**REQUIRED WORK:**
Copy the data that follows exactly. Include no pictures.

**EXCERPTED DATA:**
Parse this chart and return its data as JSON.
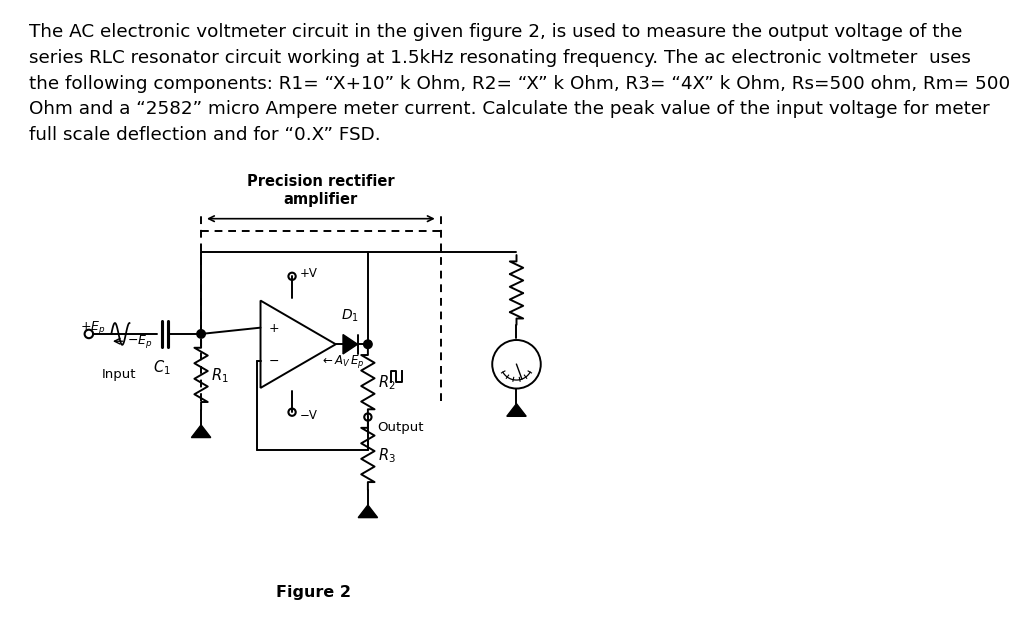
{
  "title_text": "The AC electronic voltmeter circuit in the given figure 2, is used to measure the output voltage of the\nseries RLC resonator circuit working at 1.5kHz resonating frequency. The ac electronic voltmeter  uses\nthe following components: R1= “X+10” k Ohm, R2= “X” k Ohm, R3= “4X” k Ohm, Rs=500 ohm, Rm= 500\nOhm and a “2582” micro Ampere meter current. Calculate the peak value of the input voltage for meter\nfull scale deflection and for “0.X” FSD.",
  "figure_label": "Figure 2",
  "precision_line1": "Precision rectifier",
  "precision_line2": "amplifier",
  "bg_color": "#ffffff",
  "text_color": "#000000",
  "title_fontsize": 13.2,
  "figure_label_fontsize": 11.5,
  "lw": 1.4
}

**WORKED SOLUTION:**
Parse this chart and return its data as JSON.
{
  "title_text": "The AC electronic voltmeter circuit in the given figure 2, is used to measure the output voltage of the\nseries RLC resonator circuit working at 1.5kHz resonating frequency. The ac electronic voltmeter  uses\nthe following components: R1= “X+10” k Ohm, R2= “X” k Ohm, R3= “4X” k Ohm, Rs=500 ohm, Rm= 500\nOhm and a “2582” micro Ampere meter current. Calculate the peak value of the input voltage for meter\nfull scale deflection and for “0.X” FSD.",
  "figure_label": "Figure 2",
  "precision_line1": "Precision rectifier",
  "precision_line2": "amplifier",
  "bg_color": "#ffffff",
  "text_color": "#000000",
  "title_fontsize": 13.2,
  "figure_label_fontsize": 11.5,
  "lw": 1.4
}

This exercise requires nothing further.